» **TASK DIRECTIONS**: Copy all lines holding the word "папки" from the entries.

» **DATA SUPPLIED**:
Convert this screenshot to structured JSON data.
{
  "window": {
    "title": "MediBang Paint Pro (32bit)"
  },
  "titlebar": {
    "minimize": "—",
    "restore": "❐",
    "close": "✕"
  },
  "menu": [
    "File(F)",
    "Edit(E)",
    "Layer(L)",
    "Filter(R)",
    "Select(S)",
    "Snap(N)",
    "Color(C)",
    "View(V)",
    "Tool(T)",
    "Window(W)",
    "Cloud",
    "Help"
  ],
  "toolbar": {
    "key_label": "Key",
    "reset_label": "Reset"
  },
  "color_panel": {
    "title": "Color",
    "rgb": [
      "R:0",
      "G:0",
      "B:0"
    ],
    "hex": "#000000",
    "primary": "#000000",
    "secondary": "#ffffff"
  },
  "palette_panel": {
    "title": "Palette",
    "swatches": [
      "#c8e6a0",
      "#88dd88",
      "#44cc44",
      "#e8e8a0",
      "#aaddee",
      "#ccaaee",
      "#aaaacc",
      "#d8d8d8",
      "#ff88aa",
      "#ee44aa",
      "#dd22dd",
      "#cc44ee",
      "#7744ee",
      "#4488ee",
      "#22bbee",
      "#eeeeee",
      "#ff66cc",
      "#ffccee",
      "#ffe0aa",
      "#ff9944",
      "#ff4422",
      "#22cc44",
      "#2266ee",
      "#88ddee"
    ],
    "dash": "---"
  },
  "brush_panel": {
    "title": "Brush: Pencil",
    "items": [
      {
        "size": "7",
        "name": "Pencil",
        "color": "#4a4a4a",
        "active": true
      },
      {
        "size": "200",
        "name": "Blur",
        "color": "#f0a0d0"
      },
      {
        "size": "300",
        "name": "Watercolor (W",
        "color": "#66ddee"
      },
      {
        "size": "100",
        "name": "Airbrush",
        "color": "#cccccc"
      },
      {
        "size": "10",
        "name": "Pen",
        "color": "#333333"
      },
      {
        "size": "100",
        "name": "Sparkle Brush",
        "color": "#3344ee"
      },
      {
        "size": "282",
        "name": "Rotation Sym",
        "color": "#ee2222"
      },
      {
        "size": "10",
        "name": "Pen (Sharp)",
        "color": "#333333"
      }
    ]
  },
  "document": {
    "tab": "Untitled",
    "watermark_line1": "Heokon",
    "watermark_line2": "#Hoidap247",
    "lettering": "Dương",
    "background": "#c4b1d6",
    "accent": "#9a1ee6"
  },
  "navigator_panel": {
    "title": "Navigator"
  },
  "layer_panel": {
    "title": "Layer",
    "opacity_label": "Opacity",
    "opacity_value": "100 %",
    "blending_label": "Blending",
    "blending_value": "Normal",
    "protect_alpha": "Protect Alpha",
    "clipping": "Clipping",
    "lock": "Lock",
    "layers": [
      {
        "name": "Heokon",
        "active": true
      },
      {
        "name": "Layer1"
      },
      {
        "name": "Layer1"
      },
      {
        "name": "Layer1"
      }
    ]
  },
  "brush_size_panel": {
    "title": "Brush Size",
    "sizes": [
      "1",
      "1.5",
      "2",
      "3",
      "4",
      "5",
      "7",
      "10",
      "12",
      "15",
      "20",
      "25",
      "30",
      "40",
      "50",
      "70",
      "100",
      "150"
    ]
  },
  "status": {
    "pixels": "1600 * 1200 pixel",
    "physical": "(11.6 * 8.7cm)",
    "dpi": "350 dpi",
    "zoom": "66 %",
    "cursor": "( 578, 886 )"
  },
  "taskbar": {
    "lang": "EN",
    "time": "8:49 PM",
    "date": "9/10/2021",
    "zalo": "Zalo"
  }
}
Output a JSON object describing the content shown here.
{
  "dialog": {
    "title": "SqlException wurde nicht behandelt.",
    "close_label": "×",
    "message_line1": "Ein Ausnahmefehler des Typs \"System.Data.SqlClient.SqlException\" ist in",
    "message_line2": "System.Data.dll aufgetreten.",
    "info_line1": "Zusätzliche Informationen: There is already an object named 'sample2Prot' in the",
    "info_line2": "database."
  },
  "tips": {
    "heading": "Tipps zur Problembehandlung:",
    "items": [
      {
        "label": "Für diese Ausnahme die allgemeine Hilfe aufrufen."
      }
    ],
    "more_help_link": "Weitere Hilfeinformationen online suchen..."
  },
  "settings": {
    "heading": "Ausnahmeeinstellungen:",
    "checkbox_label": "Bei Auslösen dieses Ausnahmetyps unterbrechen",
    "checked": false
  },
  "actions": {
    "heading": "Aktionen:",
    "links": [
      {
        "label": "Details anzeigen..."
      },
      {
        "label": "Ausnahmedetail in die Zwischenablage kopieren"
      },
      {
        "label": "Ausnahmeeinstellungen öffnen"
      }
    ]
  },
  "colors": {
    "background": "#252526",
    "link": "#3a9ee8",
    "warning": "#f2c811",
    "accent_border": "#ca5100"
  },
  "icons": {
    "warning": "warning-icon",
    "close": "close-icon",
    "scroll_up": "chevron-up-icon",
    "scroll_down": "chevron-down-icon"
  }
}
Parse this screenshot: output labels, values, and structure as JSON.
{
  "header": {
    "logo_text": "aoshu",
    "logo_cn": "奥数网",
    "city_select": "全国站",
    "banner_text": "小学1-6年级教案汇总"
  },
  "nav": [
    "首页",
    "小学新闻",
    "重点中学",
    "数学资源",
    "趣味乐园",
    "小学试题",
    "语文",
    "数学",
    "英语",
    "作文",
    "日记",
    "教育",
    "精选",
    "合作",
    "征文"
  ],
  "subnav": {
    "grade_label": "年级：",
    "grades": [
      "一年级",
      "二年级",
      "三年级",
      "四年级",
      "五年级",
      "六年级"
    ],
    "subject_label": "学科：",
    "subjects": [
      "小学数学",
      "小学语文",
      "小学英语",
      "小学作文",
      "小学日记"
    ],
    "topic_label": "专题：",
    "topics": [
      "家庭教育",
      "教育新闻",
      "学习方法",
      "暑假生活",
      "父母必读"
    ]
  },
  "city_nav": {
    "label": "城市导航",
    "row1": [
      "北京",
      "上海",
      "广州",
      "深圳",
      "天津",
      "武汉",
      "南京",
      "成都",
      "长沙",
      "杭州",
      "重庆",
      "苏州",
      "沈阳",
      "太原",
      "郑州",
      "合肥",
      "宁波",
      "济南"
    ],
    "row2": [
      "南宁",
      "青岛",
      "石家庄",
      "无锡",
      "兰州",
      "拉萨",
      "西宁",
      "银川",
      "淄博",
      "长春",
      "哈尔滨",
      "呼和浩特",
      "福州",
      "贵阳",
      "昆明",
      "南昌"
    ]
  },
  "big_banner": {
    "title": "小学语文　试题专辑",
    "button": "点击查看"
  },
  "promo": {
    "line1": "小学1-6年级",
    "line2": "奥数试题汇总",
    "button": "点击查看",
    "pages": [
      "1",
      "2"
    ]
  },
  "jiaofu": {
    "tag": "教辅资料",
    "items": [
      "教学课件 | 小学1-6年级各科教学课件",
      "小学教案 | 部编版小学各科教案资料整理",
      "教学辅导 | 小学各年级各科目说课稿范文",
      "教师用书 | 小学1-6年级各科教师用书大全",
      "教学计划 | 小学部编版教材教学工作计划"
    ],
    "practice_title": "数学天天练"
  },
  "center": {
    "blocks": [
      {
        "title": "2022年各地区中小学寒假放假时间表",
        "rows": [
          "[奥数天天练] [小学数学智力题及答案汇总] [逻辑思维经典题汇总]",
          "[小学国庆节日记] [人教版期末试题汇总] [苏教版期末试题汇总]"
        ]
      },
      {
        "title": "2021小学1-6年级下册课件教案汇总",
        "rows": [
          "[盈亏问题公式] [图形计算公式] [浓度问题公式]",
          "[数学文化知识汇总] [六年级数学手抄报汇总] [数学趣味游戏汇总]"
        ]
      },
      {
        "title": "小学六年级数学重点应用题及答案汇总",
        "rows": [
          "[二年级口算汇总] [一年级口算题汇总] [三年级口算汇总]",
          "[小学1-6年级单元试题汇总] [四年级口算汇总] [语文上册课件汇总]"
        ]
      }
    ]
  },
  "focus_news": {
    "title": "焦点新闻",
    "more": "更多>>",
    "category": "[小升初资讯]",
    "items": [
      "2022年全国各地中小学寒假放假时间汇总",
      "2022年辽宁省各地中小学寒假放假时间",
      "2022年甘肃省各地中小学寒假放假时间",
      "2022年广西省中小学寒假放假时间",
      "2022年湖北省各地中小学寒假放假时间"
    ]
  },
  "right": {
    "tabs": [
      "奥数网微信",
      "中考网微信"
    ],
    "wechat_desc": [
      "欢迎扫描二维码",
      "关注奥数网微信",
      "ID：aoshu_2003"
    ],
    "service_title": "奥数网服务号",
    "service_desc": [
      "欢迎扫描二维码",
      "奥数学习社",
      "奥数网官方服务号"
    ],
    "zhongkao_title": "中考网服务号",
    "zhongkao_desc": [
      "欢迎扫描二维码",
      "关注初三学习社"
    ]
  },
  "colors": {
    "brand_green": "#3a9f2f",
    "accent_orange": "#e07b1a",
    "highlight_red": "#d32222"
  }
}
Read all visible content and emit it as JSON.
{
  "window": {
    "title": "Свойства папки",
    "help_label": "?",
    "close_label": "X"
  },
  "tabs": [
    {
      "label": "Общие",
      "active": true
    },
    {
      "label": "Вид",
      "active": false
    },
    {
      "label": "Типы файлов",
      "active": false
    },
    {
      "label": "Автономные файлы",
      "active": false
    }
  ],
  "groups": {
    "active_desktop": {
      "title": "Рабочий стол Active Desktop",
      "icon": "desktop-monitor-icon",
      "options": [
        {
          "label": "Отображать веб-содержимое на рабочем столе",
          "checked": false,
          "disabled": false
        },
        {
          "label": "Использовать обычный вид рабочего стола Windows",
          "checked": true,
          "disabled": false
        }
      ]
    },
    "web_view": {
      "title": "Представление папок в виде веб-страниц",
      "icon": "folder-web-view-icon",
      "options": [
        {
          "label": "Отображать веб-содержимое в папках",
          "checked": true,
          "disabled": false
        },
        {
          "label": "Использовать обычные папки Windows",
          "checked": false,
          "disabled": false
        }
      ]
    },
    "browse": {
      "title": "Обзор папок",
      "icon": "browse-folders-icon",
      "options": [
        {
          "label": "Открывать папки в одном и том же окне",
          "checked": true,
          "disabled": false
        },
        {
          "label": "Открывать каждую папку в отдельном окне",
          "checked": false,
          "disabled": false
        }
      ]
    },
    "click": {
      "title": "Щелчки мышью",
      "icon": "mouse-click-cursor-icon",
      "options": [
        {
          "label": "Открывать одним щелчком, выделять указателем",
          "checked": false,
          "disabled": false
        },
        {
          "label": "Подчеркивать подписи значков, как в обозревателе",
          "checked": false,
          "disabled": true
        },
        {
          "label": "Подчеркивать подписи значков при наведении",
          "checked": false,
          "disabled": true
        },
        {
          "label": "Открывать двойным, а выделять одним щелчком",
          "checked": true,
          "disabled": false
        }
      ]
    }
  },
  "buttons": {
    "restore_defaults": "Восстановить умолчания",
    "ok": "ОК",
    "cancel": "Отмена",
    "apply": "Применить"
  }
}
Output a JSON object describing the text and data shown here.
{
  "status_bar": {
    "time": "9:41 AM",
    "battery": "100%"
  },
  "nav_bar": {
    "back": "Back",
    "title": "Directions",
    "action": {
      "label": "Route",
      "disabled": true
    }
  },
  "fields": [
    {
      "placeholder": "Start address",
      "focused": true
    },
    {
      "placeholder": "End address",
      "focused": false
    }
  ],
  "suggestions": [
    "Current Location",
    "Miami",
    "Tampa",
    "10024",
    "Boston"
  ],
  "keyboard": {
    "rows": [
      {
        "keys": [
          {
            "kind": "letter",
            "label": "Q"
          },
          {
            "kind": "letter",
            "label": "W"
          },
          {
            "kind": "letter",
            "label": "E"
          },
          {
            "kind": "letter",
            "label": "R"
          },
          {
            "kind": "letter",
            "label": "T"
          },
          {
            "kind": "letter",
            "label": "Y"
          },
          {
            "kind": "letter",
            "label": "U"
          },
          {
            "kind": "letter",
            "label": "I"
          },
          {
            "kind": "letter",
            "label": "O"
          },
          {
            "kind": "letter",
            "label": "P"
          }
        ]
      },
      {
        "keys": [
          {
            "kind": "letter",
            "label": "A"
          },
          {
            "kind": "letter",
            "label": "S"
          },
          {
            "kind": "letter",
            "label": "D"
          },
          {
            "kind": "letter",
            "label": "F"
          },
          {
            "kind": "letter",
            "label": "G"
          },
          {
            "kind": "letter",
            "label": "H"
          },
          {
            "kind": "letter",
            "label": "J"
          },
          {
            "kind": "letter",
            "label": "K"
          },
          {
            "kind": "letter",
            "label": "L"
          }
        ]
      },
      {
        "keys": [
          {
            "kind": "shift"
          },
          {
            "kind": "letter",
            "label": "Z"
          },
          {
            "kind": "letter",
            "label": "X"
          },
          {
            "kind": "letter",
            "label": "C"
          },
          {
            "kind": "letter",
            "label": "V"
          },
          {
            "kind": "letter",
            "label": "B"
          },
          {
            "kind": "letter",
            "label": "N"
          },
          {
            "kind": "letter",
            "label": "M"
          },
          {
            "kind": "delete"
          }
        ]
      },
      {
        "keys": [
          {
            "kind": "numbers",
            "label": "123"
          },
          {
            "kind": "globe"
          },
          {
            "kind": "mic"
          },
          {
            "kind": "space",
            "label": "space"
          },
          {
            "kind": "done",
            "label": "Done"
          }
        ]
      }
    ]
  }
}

» **FULL RESPONSE**:
    "title": "Свойства папки",
          "label": "Использовать обычные папки Windows",
          "label": "Открывать папки в одном и том же окне",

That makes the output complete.